====== Provided records

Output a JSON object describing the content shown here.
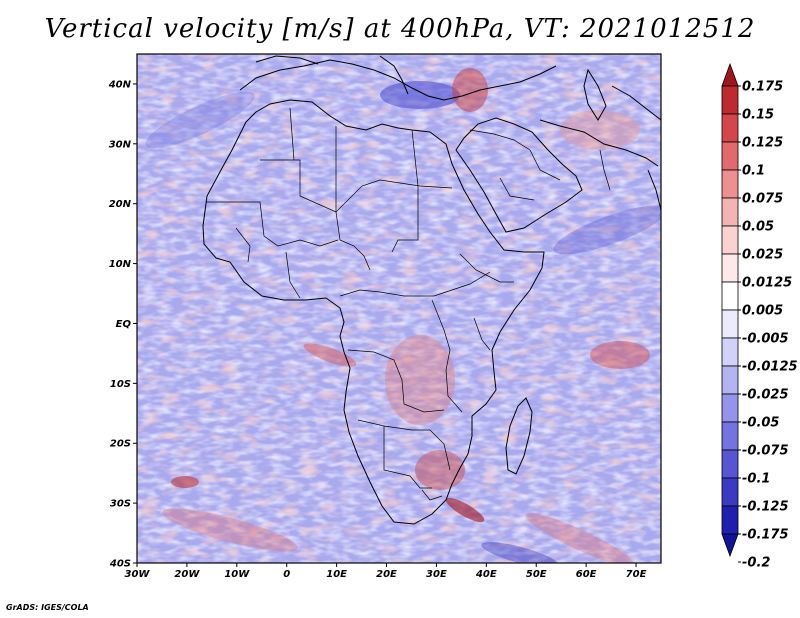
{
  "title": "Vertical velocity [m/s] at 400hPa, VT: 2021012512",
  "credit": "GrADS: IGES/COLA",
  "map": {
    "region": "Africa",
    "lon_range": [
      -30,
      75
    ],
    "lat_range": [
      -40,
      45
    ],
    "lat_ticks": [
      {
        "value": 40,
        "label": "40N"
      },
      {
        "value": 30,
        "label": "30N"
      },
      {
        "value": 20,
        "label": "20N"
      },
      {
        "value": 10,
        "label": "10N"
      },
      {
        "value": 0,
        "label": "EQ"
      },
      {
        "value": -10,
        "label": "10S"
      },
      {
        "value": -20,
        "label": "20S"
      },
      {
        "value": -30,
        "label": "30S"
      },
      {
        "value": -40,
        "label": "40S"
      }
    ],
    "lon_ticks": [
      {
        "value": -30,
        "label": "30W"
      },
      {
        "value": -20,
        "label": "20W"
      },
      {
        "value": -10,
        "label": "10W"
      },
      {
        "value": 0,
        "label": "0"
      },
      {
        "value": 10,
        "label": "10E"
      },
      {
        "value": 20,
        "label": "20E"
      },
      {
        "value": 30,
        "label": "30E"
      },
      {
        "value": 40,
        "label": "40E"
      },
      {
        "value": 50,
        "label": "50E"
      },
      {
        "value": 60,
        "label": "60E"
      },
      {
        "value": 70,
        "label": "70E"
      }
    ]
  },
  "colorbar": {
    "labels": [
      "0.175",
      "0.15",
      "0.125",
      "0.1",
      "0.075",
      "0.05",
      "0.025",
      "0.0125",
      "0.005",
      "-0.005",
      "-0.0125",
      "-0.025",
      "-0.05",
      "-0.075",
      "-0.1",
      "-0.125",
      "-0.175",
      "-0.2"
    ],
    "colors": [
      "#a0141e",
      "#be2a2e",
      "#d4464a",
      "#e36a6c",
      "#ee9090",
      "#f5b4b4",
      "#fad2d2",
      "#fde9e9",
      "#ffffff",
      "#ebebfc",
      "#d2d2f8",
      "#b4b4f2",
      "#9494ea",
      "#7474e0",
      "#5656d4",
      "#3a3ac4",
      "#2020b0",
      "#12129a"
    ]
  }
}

============
====== Provided records

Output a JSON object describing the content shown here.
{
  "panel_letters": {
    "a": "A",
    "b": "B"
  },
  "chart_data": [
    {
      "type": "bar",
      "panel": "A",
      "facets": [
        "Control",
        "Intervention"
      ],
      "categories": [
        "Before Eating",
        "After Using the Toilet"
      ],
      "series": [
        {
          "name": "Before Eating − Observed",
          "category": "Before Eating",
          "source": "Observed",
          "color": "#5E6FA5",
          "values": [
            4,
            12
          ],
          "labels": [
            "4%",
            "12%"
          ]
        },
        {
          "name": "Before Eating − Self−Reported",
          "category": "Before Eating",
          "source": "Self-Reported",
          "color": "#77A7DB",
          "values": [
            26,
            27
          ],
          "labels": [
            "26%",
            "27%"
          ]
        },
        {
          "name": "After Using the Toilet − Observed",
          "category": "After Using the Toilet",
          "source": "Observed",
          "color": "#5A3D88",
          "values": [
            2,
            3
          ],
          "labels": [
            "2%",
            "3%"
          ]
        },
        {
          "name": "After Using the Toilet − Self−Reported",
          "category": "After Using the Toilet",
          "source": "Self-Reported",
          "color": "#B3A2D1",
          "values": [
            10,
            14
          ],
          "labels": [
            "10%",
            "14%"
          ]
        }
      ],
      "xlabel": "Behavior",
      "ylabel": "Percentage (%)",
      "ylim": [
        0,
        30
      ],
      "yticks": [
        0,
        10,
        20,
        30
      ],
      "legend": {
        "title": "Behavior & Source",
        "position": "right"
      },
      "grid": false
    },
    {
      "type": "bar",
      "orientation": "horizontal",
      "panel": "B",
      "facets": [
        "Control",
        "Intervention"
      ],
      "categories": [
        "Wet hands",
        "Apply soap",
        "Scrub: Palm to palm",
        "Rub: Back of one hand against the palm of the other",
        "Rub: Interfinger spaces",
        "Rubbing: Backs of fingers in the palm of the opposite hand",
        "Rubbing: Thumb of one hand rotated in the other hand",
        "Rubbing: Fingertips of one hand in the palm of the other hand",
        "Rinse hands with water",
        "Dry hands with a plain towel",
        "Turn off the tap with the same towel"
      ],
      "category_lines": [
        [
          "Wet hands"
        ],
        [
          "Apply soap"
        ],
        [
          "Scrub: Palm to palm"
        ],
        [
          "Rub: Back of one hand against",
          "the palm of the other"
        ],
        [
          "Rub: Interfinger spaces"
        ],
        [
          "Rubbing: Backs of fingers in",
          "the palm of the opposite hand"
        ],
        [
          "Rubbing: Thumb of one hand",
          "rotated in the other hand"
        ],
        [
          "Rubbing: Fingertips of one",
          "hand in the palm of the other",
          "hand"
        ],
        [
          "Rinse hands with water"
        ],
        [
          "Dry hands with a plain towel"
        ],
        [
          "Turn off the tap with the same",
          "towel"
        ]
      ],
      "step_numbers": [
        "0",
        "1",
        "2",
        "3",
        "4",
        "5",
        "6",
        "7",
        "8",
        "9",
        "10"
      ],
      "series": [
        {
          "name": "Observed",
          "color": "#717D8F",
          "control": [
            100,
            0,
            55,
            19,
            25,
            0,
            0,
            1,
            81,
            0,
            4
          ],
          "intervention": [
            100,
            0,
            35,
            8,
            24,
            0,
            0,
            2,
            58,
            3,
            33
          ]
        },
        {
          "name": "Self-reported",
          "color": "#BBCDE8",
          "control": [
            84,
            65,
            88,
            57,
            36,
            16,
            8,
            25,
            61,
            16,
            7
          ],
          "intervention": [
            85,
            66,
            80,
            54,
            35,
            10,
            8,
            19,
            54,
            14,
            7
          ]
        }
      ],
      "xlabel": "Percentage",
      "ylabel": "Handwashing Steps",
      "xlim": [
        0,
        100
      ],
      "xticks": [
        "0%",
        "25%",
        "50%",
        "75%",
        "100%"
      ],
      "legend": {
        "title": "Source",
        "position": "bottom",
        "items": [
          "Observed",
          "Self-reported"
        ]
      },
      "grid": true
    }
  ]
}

============

== Exercise objective ==
Report each line of the material above where the word "other" appears.

== Response ==
        "Rub: Back of one hand against the palm of the other",
        "Rubbing: Thumb of one hand rotated in the other hand",
        "Rubbing: Fingertips of one hand in the palm of the other hand",
          "the palm of the other"
          "rotated in the other hand"
          "hand in the palm of the other",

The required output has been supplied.